Exercise description
Read the records and gather each line that includes "screenshot".

Stored items
-*-

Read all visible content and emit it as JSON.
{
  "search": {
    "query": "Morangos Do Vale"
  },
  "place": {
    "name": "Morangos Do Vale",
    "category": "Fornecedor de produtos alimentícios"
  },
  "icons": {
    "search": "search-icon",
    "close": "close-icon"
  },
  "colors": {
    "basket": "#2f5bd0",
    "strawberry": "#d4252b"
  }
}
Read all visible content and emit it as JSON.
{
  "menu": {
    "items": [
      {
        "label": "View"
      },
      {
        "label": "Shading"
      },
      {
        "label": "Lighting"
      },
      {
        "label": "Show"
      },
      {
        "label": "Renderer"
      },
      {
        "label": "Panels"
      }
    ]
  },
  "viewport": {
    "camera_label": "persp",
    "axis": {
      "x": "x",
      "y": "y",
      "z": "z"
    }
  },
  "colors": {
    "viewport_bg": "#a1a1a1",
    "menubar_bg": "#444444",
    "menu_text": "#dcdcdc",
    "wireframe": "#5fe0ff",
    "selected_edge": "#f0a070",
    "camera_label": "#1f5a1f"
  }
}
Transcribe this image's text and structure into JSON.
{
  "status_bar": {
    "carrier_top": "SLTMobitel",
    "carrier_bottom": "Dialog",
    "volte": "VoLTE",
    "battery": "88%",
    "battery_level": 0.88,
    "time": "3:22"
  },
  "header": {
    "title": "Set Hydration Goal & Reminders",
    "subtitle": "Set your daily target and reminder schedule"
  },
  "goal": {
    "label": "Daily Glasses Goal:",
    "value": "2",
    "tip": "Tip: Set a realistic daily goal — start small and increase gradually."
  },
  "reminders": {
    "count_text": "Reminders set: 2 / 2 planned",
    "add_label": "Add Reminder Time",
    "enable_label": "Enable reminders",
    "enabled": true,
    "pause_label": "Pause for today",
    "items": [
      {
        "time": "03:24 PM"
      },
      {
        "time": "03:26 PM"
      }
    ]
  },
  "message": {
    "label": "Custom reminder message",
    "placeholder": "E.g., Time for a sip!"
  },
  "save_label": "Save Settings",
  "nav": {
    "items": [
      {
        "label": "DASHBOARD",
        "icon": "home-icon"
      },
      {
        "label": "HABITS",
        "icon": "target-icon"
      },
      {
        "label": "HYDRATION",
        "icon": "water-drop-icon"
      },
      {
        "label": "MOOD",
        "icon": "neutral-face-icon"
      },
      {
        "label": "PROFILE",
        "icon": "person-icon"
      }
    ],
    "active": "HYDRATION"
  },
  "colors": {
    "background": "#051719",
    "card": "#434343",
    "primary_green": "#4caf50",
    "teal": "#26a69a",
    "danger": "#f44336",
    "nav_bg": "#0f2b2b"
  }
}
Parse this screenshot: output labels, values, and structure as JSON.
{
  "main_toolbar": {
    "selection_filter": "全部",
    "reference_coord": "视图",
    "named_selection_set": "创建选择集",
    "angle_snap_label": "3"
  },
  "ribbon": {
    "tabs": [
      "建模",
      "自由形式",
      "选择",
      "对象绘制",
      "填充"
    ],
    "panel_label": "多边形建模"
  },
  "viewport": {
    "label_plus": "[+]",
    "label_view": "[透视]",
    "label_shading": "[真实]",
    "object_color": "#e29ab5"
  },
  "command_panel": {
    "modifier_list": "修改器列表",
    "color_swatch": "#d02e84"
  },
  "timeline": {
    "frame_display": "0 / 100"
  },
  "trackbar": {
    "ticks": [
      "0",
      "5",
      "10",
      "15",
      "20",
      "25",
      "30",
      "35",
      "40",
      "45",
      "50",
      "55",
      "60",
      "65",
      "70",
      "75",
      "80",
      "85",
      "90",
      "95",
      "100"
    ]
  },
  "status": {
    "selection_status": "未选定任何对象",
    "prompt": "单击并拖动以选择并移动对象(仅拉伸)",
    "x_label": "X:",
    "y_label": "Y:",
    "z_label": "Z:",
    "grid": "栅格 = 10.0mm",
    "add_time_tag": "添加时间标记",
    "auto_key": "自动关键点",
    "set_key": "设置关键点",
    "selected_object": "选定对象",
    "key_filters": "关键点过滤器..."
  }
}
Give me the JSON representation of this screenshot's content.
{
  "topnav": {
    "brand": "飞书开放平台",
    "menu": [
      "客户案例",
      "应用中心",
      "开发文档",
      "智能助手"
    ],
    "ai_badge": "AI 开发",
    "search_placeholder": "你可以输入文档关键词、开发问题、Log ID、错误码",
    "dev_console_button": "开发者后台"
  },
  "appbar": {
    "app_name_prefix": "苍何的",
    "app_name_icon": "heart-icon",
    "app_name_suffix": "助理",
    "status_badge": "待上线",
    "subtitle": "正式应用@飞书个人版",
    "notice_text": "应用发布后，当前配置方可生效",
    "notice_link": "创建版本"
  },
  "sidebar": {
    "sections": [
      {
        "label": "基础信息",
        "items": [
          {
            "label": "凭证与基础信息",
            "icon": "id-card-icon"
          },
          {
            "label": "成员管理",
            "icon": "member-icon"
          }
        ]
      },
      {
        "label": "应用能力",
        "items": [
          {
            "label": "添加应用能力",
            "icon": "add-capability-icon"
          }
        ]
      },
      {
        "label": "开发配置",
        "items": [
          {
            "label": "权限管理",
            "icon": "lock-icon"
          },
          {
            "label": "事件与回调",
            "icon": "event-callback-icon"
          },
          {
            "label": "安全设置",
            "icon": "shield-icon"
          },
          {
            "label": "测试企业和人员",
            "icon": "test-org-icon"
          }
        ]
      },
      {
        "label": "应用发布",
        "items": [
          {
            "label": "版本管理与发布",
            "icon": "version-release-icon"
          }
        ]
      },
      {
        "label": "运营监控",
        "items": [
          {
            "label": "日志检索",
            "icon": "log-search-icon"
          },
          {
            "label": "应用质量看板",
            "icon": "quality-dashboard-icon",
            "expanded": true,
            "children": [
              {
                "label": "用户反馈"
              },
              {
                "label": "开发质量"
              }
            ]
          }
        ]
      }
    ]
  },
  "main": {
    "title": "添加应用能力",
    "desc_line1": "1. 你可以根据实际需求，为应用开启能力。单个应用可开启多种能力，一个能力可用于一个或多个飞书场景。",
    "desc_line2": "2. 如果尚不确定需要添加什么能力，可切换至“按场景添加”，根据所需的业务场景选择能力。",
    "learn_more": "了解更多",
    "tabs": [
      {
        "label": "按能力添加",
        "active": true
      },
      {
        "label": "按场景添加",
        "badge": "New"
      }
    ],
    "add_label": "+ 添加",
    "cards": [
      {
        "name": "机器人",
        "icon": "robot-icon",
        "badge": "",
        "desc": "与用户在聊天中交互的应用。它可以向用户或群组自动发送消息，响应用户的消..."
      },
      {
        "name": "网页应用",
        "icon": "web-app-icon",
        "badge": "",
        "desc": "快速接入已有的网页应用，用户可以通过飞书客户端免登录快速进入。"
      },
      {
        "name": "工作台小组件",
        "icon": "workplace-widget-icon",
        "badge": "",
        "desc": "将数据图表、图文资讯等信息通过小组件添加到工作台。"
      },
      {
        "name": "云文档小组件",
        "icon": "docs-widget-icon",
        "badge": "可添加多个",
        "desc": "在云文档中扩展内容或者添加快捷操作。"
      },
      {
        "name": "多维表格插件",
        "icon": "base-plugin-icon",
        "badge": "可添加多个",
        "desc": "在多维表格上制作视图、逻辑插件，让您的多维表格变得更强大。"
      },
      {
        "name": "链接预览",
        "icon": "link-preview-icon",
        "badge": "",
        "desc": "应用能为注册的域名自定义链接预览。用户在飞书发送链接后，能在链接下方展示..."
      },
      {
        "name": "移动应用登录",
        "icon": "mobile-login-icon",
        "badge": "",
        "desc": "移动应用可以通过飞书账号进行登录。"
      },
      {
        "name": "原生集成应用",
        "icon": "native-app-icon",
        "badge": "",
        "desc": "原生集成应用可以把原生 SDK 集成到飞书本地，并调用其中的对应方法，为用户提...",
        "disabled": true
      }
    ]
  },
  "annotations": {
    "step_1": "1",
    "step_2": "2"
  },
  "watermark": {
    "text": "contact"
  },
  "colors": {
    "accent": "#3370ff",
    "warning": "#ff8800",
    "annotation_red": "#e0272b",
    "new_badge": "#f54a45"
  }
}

-*-

Right answer
Parse this screenshot: output labels, values, and structure as JSON.
Give me the JSON representation of this screenshot's content.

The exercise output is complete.